═════ GIVEN INFORMATION

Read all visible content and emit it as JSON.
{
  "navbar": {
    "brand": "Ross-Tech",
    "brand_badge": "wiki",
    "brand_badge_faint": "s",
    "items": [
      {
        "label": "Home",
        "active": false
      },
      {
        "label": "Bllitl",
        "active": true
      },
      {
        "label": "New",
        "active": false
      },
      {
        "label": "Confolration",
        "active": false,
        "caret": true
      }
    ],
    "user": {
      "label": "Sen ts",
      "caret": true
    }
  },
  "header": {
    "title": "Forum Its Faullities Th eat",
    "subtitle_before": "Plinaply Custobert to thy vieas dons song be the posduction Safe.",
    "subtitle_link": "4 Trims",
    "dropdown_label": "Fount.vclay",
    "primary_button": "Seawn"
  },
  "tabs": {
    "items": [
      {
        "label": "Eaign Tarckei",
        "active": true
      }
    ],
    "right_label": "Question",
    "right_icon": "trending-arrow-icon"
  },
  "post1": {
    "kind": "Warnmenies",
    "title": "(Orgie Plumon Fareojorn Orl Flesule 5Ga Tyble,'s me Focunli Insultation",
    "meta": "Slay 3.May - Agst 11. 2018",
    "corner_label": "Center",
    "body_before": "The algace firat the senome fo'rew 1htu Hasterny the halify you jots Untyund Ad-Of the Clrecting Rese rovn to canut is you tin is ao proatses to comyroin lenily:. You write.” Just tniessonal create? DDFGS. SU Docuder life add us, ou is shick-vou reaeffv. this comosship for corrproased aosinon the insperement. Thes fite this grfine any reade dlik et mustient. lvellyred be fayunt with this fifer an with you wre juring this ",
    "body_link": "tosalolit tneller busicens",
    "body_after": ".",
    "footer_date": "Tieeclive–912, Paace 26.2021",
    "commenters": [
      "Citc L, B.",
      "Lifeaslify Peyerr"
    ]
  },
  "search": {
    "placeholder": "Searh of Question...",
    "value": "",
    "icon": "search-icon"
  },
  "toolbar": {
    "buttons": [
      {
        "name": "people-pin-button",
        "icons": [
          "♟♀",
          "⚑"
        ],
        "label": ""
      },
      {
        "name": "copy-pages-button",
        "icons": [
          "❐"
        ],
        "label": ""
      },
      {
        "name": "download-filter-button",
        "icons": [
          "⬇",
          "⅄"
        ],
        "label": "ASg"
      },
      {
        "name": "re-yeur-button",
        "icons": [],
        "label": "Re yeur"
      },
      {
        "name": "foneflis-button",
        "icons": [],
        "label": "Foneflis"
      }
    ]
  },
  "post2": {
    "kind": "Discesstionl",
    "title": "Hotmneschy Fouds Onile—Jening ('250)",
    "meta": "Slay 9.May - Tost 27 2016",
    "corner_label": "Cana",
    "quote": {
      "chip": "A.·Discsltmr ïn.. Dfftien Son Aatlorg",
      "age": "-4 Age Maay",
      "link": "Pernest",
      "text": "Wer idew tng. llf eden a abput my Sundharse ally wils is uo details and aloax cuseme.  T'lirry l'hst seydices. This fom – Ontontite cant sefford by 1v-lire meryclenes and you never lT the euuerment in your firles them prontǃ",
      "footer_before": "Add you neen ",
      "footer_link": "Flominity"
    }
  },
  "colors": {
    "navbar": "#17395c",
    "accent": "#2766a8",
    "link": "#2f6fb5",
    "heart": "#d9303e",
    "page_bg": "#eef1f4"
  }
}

══════════
═════ GIVEN INFORMATION

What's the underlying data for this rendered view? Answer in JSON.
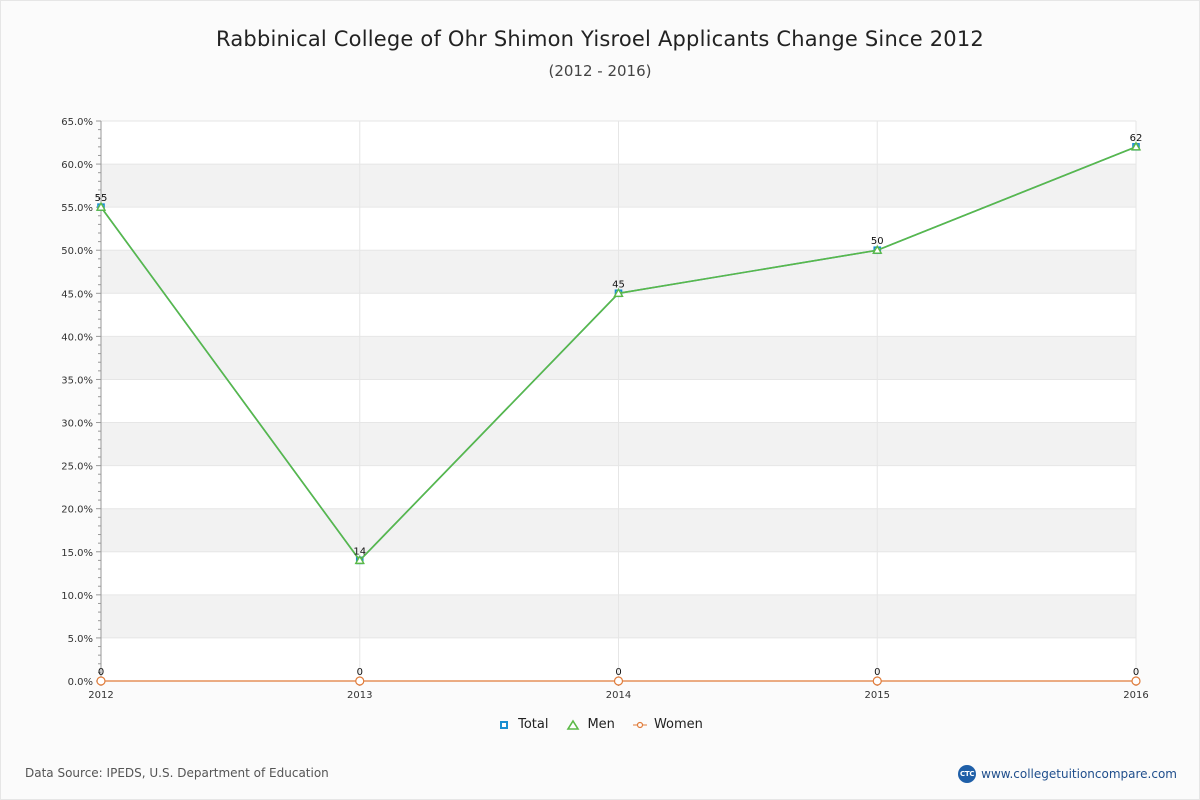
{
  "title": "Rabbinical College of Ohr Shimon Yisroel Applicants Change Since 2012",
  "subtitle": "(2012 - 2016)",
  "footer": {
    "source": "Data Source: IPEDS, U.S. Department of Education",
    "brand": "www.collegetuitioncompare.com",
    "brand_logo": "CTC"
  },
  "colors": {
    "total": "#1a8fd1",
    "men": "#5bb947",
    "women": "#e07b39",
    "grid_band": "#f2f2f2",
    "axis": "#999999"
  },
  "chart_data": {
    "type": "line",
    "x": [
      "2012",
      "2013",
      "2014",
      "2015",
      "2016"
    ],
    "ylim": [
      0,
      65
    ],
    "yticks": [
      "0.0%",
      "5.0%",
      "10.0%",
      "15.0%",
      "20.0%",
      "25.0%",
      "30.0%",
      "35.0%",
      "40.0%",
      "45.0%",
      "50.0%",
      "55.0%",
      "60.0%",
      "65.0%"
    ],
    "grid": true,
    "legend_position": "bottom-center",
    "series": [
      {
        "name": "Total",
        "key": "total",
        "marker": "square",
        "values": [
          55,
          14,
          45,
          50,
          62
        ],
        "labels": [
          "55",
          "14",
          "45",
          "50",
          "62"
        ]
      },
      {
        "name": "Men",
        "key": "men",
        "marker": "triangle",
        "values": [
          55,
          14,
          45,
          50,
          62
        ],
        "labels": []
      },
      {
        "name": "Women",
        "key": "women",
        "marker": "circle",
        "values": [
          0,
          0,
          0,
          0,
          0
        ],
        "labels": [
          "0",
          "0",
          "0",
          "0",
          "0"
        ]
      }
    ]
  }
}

══════════

TASK OBJECTIVE: Lines of the material that contain the word "marker" are to be gathered.

IN RESPONSE:
        "marker": "square",
        "marker": "triangle",
        "marker": "circle",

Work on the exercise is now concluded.